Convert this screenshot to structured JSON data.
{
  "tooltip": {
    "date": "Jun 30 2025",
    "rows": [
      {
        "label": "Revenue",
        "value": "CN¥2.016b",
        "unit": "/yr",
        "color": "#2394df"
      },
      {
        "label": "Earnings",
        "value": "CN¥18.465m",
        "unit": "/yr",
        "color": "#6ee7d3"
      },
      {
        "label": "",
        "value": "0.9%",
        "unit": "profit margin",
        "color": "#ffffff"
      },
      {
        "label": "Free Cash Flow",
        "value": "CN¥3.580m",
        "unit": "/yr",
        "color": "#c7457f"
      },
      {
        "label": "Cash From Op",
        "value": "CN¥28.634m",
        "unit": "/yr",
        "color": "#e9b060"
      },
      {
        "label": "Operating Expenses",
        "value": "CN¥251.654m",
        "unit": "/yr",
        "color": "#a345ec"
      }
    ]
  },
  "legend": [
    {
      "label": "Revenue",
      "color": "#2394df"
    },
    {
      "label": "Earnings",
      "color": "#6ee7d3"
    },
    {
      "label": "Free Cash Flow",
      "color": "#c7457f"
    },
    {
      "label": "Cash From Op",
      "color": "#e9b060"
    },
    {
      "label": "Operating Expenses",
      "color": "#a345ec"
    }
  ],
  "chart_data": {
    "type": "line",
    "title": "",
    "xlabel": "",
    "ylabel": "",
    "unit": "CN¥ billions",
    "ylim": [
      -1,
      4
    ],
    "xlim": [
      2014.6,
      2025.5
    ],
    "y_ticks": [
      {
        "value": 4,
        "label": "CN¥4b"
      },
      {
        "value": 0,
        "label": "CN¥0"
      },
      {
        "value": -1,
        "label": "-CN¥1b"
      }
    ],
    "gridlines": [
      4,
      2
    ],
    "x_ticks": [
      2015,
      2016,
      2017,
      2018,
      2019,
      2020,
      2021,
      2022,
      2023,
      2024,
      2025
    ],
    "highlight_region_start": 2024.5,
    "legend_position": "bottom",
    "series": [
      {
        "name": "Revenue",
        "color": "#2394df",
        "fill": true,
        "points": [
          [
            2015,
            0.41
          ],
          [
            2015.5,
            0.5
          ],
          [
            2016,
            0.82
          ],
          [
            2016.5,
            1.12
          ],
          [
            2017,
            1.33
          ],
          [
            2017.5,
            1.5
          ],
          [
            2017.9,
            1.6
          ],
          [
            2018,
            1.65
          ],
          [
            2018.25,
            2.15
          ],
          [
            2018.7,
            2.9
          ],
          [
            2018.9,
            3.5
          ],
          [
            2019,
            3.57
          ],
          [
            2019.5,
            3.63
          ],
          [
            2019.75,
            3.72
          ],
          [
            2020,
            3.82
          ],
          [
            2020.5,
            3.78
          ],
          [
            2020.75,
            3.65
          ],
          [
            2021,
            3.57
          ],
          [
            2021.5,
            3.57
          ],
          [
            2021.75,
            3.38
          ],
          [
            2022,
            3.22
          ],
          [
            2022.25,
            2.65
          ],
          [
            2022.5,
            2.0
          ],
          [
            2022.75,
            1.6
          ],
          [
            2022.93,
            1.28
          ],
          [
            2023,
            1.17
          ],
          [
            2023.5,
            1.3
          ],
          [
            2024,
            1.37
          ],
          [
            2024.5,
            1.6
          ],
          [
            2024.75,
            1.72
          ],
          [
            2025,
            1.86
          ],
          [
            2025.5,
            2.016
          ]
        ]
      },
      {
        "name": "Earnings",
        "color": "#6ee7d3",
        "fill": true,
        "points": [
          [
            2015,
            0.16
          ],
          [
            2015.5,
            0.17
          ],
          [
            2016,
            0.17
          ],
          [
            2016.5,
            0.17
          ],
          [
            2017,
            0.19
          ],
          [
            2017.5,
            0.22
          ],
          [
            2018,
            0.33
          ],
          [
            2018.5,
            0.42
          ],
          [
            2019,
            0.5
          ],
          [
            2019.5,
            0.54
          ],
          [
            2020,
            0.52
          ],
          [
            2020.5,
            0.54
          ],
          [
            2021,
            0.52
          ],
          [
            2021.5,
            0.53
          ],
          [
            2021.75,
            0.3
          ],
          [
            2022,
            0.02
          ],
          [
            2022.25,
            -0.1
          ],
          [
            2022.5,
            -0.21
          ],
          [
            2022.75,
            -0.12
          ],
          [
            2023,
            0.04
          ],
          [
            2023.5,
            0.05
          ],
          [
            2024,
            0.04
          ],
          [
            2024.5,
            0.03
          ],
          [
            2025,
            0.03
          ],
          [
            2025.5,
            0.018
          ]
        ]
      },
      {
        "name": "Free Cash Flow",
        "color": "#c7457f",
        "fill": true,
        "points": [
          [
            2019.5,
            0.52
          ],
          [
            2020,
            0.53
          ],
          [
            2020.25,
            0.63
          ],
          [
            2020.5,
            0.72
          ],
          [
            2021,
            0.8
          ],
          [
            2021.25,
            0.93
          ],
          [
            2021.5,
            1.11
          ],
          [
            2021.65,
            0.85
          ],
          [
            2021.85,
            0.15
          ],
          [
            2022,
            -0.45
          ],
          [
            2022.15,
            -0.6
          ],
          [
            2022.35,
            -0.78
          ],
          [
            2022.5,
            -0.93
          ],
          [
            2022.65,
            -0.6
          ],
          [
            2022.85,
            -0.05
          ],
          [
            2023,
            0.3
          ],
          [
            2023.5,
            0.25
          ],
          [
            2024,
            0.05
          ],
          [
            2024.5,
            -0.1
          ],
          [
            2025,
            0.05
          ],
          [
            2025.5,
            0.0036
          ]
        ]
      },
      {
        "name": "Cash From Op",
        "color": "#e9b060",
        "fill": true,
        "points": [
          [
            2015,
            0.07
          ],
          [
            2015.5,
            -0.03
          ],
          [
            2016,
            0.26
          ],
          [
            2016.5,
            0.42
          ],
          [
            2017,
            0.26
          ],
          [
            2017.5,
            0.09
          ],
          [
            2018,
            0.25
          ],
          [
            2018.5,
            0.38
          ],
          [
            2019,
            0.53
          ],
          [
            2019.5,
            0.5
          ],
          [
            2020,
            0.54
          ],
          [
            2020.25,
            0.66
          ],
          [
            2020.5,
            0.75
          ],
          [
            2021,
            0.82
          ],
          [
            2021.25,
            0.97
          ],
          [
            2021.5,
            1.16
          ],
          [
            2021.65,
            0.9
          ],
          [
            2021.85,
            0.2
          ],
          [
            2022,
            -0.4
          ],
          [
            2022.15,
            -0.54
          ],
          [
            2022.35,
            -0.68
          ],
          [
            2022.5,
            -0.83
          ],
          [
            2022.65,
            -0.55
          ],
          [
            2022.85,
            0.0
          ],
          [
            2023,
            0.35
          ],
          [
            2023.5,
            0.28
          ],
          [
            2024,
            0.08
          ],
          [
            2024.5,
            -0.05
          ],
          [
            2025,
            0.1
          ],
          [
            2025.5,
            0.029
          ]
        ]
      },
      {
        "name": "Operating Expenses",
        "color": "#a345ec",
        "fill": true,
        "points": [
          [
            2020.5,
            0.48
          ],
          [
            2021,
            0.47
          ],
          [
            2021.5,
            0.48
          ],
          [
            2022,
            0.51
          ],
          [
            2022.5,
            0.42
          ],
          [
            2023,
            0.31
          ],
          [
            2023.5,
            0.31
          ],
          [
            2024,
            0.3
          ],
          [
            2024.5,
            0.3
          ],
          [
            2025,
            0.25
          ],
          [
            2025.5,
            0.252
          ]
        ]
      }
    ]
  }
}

────────

## DESCRIPTION OF THE TASK
Extract each line from the listing that holds the word "value".

## TASK RESPONSE
        "value": "CN¥2.016b",
        "value": "CN¥18.465m",
        "value": "0.9%",
        "value": "CN¥3.580m",
        "value": "CN¥28.634m",
        "value": "CN¥251.654m",
        "value": 4,
        "value": 0,
        "value": -1,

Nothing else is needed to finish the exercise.